(Items from a figure collection)
------------
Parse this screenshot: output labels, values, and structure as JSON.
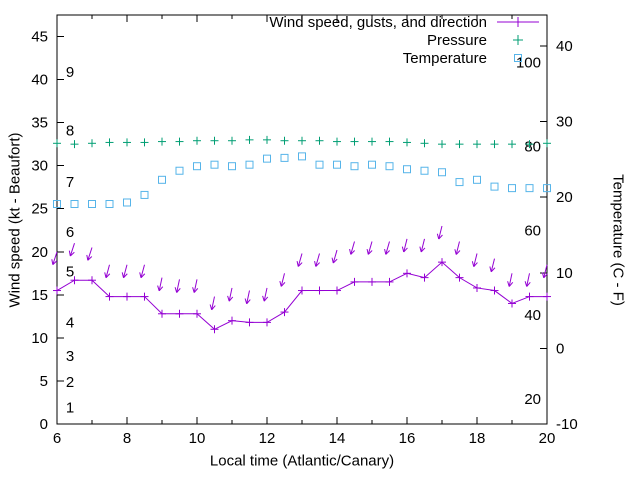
{
  "chart_data": {
    "type": "line",
    "title": "",
    "xlabel": "Local time (Atlantic/Canary)",
    "ylabel": "Wind speed (kt - Beaufort)",
    "y2label": "Temperature (C - F)",
    "x_range": [
      6,
      20
    ],
    "y_range": [
      0,
      47.5
    ],
    "y2_range": [
      -10,
      44.1
    ],
    "x_ticks": [
      6,
      8,
      10,
      12,
      14,
      16,
      18,
      20
    ],
    "x_minor_ticks": [
      7,
      9,
      11,
      13,
      15,
      17,
      19
    ],
    "y_ticks": [
      0,
      5,
      10,
      15,
      20,
      25,
      30,
      35,
      40,
      45
    ],
    "y2_ticks": [
      -10,
      0,
      10,
      20,
      30,
      40
    ],
    "beaufort_scale_labels": [
      {
        "label": "1",
        "kt": 1.9
      },
      {
        "label": "2",
        "kt": 4.9
      },
      {
        "label": "3",
        "kt": 7.9
      },
      {
        "label": "4",
        "kt": 11.8
      },
      {
        "label": "5",
        "kt": 17.7
      },
      {
        "label": "6",
        "kt": 22.3
      },
      {
        "label": "7",
        "kt": 28.1
      },
      {
        "label": "8",
        "kt": 34.1
      },
      {
        "label": "9",
        "kt": 40.9
      }
    ],
    "fahrenheit_scale_labels": [
      {
        "label": "20",
        "c": -6.7
      },
      {
        "label": "40",
        "c": 4.4
      },
      {
        "label": "60",
        "c": 15.6
      },
      {
        "label": "80",
        "c": 26.7
      },
      {
        "label": "100",
        "c": 37.8
      }
    ],
    "legend": [
      {
        "label": "Wind speed, gusts, and direction",
        "series": "wind"
      },
      {
        "label": "Pressure",
        "series": "pressure"
      },
      {
        "label": "Temperature",
        "series": "temperature"
      }
    ],
    "colors": {
      "wind": "#9400d3",
      "pressure": "#009e73",
      "temperature": "#56b4e9",
      "axis": "#000000",
      "background": "#ffffff"
    },
    "x": [
      6,
      6.5,
      7,
      7.5,
      8,
      8.5,
      9,
      9.5,
      10,
      10.5,
      11,
      11.5,
      12,
      12.5,
      13,
      13.5,
      14,
      14.5,
      15,
      15.5,
      16,
      16.5,
      17,
      17.5,
      18,
      18.5,
      19,
      19.5,
      20
    ],
    "series": [
      {
        "name": "Wind speed",
        "axis": "y",
        "unit": "kt",
        "style": "linespoints-plus",
        "color_key": "wind",
        "values": [
          15.5,
          16.7,
          16.7,
          14.8,
          14.8,
          14.8,
          12.8,
          12.8,
          12.8,
          11.0,
          12.0,
          11.8,
          11.8,
          13.0,
          15.5,
          15.5,
          15.5,
          16.5,
          16.5,
          16.5,
          17.5,
          17.0,
          18.8,
          17.0,
          15.8,
          15.5,
          14.0,
          14.8,
          14.8
        ]
      },
      {
        "name": "Wind gusts and direction",
        "axis": "y",
        "unit": "kt",
        "style": "vectors-down",
        "color_key": "wind",
        "values": [
          20.0,
          21.0,
          20.5,
          18.5,
          18.5,
          18.5,
          17.0,
          16.8,
          16.8,
          14.8,
          15.8,
          15.5,
          15.8,
          17.5,
          19.8,
          19.8,
          20.2,
          21.2,
          21.2,
          21.2,
          21.5,
          21.5,
          23.0,
          21.2,
          19.8,
          19.2,
          17.5,
          17.5,
          18.5
        ],
        "arrow_lean_deg": [
          18,
          18,
          18,
          15,
          15,
          15,
          12,
          12,
          12,
          12,
          12,
          12,
          12,
          14,
          16,
          16,
          16,
          16,
          16,
          16,
          14,
          14,
          14,
          14,
          14,
          14,
          12,
          12,
          14
        ]
      },
      {
        "name": "Pressure",
        "axis": "y",
        "unit": "",
        "style": "points-plus",
        "color_key": "pressure",
        "values": [
          32.6,
          32.5,
          32.6,
          32.7,
          32.7,
          32.7,
          32.8,
          32.8,
          32.9,
          32.9,
          32.9,
          33.0,
          33.0,
          32.9,
          32.9,
          32.9,
          32.8,
          32.8,
          32.8,
          32.8,
          32.7,
          32.6,
          32.5,
          32.5,
          32.5,
          32.5,
          32.5,
          32.5,
          32.6
        ]
      },
      {
        "name": "Temperature",
        "axis": "y2",
        "unit": "C",
        "style": "points-square",
        "color_key": "temperature",
        "values": [
          19.1,
          19.1,
          19.1,
          19.1,
          19.3,
          20.3,
          22.3,
          23.5,
          24.1,
          24.3,
          24.1,
          24.3,
          25.1,
          25.2,
          25.4,
          24.3,
          24.3,
          24.1,
          24.3,
          24.1,
          23.7,
          23.5,
          23.3,
          22.0,
          22.3,
          21.4,
          21.2,
          21.2,
          21.2
        ]
      }
    ]
  }
}
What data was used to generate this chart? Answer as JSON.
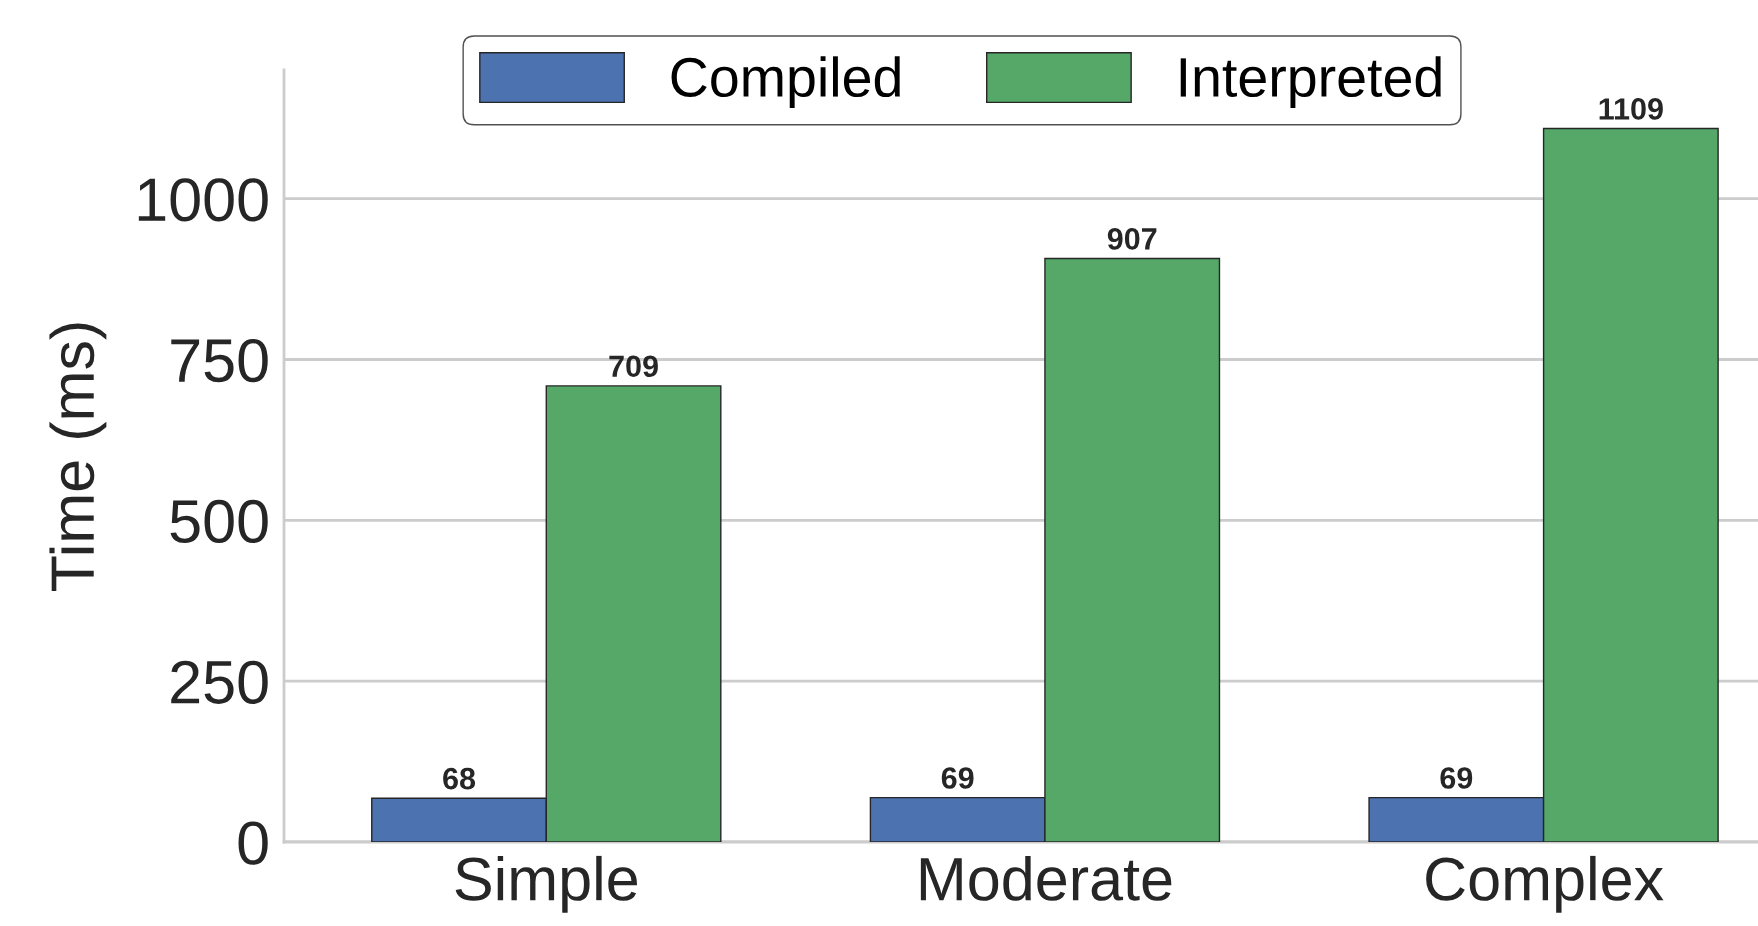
{
  "chart_data": {
    "type": "bar",
    "ylabel": "Time (ms)",
    "categories": [
      "Simple",
      "Moderate",
      "Complex"
    ],
    "series": [
      {
        "name": "Compiled",
        "color": "#4c72b0",
        "values": [
          68,
          69,
          69
        ]
      },
      {
        "name": "Interpreted",
        "color": "#55a868",
        "values": [
          709,
          907,
          1109
        ]
      }
    ],
    "ylim": [
      0,
      1200
    ],
    "yticks": [
      0,
      250,
      500,
      750,
      1000
    ],
    "grid": "y",
    "legend": "top",
    "data_labels": true
  }
}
------------
→ Your instructions: Pull out every line in the material above where "JSON" occurs.

→ Output of the exercise:
Parse this screenshot: output labels, values, and structure as JSON.
What data was used to generate this chart? Answer as JSON.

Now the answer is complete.